AIM ▸
Nothing but the line with "Serialize everything readable" and the lines after it, through the end of the records below, is to be repeated, exactly as it is.

## Begin ITEMS

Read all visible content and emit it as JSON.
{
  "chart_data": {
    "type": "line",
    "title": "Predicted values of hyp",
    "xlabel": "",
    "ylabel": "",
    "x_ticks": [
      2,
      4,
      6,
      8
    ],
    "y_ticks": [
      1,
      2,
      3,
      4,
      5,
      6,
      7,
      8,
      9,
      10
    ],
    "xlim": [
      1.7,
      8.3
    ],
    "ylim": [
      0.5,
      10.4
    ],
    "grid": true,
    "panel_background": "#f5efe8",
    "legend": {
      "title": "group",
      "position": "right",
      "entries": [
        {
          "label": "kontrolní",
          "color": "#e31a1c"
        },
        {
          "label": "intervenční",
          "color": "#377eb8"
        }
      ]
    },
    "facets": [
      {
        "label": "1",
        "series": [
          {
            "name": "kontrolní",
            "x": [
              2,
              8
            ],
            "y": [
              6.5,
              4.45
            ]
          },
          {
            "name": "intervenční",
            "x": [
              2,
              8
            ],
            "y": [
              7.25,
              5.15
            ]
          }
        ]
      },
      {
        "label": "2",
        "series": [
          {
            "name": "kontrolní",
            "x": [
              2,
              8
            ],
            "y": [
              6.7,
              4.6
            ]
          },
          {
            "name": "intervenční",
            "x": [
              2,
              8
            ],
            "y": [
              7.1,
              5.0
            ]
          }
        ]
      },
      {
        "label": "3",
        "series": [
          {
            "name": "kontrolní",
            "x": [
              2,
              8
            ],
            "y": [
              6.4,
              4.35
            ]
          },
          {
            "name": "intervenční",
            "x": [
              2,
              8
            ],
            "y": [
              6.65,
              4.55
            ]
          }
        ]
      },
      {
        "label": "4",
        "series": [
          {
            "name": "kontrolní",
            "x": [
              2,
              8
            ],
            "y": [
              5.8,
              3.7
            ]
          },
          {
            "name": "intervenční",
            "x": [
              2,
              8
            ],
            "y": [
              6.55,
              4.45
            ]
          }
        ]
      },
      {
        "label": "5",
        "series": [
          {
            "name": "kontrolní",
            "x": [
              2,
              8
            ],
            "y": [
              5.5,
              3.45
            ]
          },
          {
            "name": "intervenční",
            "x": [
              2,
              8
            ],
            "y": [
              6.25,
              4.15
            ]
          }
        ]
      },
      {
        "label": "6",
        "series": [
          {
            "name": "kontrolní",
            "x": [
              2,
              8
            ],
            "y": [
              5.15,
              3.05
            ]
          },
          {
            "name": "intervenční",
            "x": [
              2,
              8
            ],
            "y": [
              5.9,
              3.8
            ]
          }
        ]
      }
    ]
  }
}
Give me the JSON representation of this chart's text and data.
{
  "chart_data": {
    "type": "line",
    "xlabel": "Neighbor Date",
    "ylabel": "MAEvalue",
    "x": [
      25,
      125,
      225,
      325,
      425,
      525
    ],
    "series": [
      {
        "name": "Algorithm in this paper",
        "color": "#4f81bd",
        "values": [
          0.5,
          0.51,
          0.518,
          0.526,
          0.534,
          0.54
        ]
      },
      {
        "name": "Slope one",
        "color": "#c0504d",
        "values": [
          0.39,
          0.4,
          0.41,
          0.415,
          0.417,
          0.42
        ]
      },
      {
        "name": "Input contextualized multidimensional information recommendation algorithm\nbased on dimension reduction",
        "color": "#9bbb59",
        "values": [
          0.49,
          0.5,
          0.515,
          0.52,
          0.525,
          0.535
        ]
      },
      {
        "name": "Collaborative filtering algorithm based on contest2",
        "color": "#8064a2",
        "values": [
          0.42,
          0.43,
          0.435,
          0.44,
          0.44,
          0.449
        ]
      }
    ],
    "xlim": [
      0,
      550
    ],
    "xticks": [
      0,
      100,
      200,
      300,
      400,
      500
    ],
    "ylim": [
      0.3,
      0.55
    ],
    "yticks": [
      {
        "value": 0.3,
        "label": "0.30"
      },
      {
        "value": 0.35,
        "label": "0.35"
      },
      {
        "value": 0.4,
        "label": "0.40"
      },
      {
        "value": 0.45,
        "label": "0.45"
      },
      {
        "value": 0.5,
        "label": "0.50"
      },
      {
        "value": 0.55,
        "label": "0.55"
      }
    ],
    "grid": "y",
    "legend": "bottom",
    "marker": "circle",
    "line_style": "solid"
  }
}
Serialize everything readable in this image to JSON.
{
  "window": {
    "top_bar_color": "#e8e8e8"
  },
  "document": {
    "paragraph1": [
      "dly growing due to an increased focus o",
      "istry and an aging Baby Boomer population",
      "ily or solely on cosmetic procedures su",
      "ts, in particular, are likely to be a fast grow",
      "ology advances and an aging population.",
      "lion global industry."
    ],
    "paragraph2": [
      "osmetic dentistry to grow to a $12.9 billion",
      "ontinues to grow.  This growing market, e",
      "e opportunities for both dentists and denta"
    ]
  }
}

## End ITEMS

EXPECTED ANSWER ▸
Serialize everything readable in this image to JSON.
{
  "window": {
    "top_bar_color": "#e8e8e8"
  },
  "document": {
    "paragraph1": [
      "dly growing due to an increased focus o",
      "istry and an aging Baby Boomer population",
      "ily or solely on cosmetic procedures su",
      "ts, in particular, are likely to be a fast grow",
      "ology advances and an aging population.",
      "lion global industry."
    ],
    "paragraph2": [
      "osmetic dentistry to grow to a $12.9 billion",
      "ontinues to grow.  This growing market, e",
      "e opportunities for both dentists and denta"
    ]
  }
}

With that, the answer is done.